# Provided records
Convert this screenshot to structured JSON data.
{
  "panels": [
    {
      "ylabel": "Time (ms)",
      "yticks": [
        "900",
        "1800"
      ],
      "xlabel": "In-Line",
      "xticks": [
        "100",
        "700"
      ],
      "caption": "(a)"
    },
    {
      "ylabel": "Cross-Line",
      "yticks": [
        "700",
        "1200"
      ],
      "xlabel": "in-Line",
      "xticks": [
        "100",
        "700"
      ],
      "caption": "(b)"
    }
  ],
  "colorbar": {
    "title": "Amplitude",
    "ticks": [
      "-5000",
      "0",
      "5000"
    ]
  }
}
==
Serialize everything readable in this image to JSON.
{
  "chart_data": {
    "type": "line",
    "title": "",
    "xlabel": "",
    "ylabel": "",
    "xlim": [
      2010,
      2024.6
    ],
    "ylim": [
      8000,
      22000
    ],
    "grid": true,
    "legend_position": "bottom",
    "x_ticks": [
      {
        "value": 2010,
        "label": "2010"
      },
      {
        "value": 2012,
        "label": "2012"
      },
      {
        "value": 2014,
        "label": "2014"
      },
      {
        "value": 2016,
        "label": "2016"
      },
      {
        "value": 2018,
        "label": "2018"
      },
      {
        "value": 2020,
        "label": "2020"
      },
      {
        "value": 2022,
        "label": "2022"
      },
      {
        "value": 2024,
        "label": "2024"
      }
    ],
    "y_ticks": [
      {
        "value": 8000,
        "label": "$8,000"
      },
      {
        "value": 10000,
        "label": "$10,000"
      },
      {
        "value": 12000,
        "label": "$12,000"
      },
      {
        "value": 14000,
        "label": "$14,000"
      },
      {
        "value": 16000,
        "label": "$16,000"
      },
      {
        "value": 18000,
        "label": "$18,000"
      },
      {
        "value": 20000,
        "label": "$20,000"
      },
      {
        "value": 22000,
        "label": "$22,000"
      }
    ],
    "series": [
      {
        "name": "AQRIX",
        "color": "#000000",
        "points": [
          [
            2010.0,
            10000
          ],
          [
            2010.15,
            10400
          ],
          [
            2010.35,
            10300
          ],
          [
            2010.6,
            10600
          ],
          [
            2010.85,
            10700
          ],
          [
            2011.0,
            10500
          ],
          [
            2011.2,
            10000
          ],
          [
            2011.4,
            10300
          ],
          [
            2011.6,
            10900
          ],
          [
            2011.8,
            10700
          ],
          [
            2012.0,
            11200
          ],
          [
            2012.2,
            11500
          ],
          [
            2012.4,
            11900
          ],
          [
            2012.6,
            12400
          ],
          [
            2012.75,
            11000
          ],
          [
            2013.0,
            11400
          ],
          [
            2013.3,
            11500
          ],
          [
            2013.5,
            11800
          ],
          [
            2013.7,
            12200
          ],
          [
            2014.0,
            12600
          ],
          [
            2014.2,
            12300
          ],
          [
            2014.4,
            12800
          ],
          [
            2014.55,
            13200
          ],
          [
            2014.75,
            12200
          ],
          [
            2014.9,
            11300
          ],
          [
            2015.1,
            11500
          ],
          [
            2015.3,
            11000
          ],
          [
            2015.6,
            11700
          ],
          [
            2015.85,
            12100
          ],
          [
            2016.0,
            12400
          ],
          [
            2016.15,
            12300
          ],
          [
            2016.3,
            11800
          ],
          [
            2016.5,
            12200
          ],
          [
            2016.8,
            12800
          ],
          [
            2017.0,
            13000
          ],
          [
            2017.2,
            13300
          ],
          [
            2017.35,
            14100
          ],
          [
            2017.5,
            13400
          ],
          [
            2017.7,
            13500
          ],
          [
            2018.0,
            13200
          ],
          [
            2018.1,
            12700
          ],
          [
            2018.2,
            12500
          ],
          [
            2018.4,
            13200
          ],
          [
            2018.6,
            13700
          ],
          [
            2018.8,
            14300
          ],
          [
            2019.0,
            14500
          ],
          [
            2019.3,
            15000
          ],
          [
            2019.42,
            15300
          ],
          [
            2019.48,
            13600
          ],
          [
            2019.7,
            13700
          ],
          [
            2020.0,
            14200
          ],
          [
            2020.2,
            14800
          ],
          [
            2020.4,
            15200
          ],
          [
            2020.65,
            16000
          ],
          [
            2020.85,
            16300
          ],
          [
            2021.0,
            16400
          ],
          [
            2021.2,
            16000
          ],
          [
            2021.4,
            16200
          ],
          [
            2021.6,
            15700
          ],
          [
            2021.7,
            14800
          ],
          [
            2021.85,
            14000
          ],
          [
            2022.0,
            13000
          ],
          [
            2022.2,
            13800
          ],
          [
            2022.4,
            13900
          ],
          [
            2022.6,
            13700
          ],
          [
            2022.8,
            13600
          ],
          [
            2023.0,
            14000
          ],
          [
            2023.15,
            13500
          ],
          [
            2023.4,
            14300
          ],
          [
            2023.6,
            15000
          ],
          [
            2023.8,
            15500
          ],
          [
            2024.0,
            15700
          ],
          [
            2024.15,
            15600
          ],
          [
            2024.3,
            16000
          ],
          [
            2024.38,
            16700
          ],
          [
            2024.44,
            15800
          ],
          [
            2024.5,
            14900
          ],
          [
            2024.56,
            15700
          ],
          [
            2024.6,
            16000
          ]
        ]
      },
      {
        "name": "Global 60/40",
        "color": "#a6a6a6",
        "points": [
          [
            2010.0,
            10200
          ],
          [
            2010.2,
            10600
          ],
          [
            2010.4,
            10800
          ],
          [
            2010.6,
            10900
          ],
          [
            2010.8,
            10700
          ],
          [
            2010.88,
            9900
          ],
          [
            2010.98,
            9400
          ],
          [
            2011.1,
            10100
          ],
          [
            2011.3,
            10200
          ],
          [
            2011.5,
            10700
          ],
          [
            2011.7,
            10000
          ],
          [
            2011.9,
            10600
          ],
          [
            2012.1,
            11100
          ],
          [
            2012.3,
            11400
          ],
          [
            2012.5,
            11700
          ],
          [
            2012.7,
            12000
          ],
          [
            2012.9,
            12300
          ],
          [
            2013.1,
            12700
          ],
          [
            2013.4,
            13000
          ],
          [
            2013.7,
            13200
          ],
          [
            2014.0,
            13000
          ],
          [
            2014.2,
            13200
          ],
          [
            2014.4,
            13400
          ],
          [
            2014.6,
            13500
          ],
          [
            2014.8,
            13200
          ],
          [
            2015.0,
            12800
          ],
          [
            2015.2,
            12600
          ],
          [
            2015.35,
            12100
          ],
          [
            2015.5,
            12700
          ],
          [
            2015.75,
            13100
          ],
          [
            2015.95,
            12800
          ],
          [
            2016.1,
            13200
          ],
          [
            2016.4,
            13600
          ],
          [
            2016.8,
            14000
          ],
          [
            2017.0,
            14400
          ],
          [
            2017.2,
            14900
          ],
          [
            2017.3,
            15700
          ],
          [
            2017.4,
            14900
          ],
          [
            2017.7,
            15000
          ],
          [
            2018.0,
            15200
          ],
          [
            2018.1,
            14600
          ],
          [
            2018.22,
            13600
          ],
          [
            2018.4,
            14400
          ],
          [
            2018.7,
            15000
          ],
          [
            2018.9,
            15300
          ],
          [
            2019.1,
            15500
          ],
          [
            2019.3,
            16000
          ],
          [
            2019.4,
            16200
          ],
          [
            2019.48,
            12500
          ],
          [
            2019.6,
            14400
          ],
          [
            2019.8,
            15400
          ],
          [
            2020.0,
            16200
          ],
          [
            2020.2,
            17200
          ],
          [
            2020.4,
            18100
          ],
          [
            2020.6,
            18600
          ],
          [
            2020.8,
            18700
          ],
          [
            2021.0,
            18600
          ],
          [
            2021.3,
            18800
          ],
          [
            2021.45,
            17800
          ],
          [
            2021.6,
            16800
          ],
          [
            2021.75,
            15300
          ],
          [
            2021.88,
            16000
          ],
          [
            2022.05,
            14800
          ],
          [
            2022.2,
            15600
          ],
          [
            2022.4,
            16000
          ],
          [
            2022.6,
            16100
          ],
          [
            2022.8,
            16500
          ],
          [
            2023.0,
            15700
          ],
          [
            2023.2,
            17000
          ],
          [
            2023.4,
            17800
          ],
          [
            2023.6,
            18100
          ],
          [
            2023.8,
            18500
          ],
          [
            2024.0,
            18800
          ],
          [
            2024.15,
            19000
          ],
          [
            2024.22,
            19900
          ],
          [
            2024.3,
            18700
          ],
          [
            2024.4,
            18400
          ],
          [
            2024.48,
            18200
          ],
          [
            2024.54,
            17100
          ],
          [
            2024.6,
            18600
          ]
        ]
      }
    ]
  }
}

# Exercise aim
Take every line from the data above that holds "this" and copy it out.

# Final result
Convert this screenshot to structured JSON data.
Serialize everything readable in this image to JSON.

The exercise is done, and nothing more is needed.